> **TASK OBJECTIVE**:
Looking at the listing, state how many of its lines contain the string "JSON". Write only the number.

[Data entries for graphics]
┄┄┄┄┄┄┄┄┄┄┄┄┄┄┄┄┄┄┄┄

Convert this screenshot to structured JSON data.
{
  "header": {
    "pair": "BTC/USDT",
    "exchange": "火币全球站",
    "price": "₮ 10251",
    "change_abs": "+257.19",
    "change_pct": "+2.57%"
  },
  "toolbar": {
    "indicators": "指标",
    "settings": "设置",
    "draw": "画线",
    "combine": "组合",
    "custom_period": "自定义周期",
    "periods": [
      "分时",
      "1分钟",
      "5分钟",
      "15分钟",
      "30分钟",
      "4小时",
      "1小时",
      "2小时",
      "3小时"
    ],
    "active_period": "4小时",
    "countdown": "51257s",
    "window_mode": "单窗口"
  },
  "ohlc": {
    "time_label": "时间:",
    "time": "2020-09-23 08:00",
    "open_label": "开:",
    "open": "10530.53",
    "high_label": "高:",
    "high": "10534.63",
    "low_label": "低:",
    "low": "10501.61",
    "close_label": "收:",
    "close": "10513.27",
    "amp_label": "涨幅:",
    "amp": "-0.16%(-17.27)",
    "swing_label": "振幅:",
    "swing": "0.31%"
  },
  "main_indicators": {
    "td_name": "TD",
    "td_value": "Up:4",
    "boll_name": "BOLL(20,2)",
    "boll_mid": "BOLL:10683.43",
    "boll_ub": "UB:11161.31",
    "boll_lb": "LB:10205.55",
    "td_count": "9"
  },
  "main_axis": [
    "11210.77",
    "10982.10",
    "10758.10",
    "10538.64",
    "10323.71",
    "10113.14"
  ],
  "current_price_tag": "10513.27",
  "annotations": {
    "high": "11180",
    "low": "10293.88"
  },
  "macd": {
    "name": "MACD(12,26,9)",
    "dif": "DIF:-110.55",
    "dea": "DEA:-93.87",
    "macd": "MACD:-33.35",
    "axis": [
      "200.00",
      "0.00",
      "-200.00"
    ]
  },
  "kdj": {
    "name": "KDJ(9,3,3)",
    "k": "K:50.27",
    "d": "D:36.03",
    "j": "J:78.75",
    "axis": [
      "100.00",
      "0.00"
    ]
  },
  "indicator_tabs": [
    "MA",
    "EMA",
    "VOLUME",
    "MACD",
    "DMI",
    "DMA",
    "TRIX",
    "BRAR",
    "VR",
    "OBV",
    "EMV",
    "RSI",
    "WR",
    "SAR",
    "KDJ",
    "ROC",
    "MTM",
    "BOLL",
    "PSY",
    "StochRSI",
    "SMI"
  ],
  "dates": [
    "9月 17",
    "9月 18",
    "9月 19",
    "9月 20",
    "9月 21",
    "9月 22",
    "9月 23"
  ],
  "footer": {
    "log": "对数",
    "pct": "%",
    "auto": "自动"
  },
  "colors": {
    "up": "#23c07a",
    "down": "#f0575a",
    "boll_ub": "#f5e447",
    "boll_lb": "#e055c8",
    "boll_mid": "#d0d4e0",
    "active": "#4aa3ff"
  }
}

┄┄┄┄┄┄┄┄┄┄┄┄┄┄┄┄┄┄┄┄

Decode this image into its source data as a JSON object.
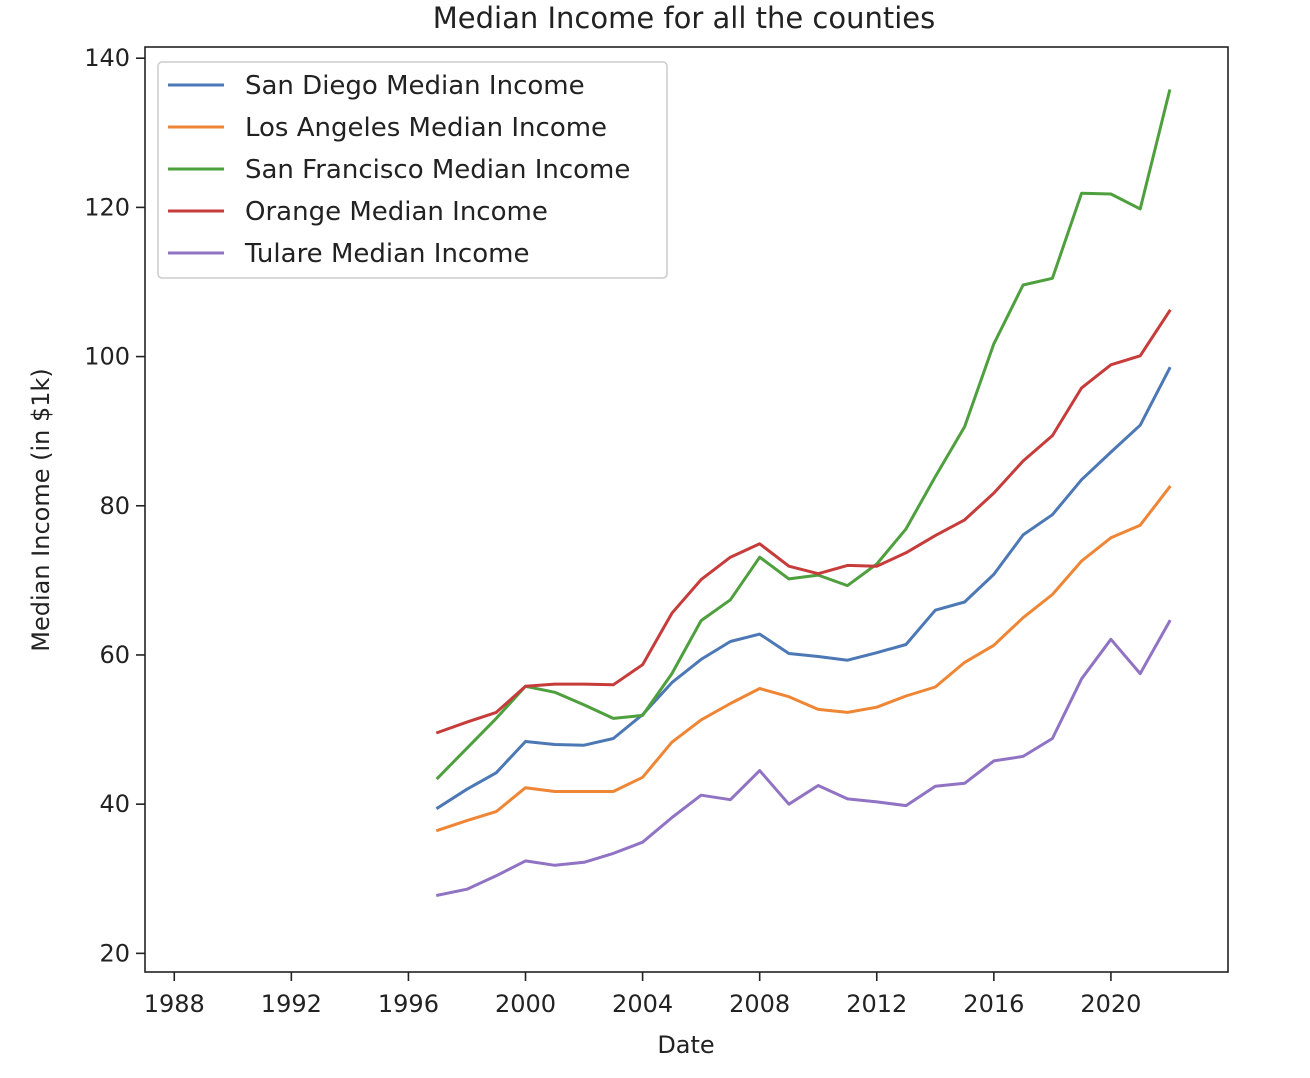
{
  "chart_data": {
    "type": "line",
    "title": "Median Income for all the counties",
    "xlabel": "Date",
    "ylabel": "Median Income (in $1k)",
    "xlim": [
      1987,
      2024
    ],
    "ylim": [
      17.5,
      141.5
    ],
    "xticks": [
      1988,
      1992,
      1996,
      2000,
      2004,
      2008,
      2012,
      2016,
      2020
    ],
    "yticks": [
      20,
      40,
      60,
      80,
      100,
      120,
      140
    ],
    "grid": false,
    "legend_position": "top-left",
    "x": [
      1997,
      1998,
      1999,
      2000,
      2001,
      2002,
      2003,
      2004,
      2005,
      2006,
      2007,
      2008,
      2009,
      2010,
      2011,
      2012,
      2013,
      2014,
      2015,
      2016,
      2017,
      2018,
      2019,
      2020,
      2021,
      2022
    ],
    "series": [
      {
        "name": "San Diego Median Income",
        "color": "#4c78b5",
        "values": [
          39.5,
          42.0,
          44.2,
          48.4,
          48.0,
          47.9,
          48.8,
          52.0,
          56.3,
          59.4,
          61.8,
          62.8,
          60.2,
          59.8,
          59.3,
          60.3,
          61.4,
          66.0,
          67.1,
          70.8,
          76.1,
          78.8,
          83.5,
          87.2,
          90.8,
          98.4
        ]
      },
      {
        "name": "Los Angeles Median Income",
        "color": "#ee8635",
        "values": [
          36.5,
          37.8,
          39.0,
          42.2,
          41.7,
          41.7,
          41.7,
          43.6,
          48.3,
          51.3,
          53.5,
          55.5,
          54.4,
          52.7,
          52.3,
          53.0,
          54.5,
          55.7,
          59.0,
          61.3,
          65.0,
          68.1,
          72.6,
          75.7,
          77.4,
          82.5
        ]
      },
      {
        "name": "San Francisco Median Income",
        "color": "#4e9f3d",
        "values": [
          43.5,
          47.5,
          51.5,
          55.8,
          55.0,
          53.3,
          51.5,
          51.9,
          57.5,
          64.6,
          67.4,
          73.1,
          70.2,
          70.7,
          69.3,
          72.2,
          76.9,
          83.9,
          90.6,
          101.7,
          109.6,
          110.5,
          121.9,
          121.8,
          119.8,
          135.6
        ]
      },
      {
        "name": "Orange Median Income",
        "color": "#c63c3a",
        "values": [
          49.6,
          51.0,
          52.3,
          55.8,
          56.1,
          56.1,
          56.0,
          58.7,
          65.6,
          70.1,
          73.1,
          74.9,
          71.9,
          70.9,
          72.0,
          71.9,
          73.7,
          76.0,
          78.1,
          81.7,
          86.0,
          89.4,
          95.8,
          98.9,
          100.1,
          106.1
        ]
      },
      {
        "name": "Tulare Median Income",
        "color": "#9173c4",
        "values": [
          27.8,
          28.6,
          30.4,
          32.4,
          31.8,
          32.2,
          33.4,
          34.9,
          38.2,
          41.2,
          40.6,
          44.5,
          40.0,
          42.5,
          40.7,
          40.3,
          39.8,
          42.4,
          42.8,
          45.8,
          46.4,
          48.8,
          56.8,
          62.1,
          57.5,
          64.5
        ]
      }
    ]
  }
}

┄┄┄┄┄┄┄┄┄┄┄┄┄┄┄┄┄┄┄┄

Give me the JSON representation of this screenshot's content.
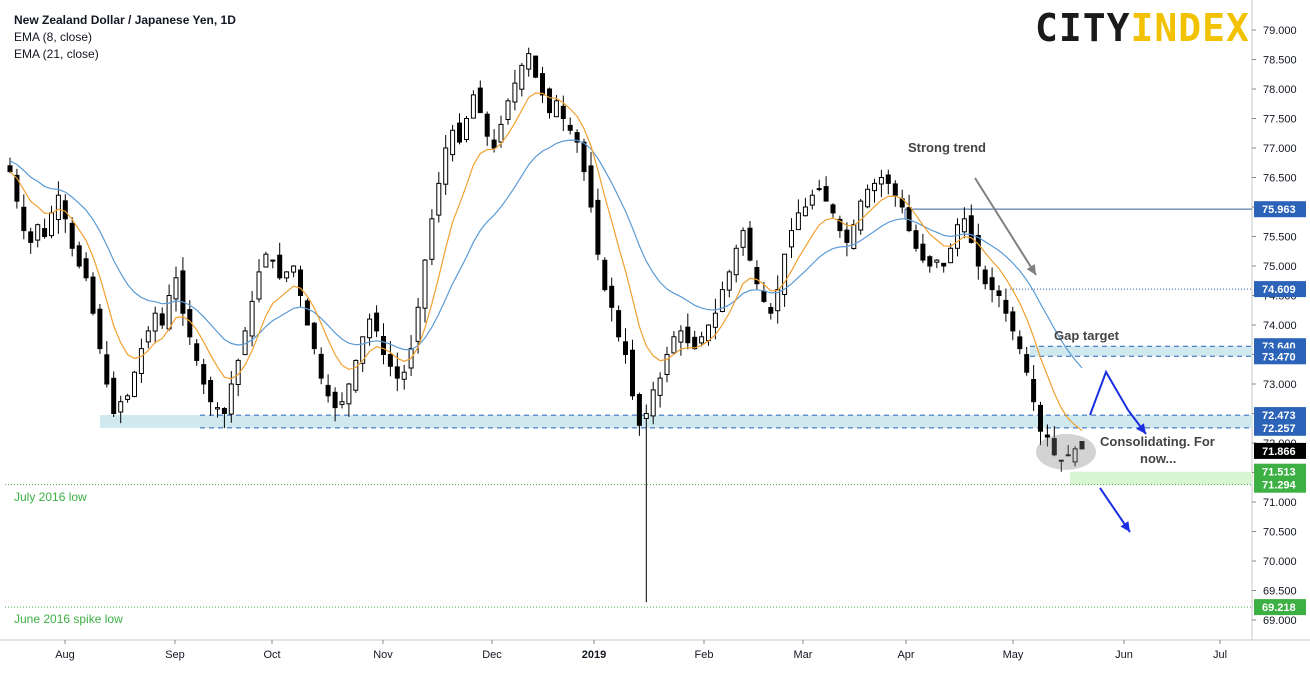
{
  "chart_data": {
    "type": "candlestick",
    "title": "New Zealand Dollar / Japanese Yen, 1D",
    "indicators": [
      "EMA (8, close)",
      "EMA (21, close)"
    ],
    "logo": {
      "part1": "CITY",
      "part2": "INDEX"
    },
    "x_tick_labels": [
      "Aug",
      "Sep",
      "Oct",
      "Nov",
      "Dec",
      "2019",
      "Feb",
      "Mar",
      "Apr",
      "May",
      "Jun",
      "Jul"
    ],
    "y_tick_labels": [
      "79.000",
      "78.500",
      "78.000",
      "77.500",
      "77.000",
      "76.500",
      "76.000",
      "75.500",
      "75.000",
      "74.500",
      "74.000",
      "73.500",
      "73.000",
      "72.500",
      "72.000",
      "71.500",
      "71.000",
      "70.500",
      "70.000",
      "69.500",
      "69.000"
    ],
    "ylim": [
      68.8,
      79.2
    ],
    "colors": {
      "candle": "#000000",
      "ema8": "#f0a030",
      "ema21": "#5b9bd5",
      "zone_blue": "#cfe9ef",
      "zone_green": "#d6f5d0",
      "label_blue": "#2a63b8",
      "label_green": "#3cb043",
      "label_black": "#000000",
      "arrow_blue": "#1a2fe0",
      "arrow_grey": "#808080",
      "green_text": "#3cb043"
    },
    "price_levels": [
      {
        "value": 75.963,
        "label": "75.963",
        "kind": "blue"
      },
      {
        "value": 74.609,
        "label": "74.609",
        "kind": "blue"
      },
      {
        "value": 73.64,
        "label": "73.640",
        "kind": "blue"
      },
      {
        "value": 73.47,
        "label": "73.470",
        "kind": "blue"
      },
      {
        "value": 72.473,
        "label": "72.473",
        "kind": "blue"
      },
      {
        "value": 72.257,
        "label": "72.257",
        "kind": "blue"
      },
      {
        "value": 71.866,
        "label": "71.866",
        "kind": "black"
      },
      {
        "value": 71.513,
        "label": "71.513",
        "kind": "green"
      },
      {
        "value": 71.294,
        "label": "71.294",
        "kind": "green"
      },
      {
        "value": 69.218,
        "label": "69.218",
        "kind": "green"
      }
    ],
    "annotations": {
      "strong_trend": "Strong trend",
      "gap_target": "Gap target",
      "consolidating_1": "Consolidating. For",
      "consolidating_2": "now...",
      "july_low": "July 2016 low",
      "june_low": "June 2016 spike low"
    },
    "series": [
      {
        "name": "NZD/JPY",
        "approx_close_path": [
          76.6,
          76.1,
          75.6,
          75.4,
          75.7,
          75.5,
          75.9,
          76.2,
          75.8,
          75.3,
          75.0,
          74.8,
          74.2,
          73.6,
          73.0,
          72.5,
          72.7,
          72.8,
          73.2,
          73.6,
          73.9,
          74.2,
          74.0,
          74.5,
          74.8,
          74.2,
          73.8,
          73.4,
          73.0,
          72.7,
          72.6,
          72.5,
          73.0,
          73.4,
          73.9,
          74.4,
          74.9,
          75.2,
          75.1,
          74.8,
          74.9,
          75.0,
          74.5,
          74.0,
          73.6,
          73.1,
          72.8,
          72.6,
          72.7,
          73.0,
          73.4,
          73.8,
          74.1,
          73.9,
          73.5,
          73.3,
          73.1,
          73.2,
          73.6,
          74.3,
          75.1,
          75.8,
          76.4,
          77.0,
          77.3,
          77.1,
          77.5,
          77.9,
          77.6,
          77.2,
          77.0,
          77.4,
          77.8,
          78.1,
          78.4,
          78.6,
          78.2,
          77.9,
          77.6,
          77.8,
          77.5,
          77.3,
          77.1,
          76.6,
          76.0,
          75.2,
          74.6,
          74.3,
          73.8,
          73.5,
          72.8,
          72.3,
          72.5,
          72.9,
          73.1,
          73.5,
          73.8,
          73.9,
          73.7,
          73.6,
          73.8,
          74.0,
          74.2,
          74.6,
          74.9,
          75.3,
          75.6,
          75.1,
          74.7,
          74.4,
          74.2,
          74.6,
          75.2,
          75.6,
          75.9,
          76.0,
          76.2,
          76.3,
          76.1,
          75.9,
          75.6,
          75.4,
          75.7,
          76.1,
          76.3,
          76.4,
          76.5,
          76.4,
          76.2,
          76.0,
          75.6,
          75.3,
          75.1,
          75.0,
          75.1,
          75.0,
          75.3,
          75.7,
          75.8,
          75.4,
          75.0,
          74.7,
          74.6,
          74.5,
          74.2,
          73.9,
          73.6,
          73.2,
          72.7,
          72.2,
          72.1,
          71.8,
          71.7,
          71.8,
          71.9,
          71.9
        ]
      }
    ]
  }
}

┄┄┄┄┄┄┄┄┄┄┄┄┄┄┄┄┄┄┄┄

> **THE REPLY**:
3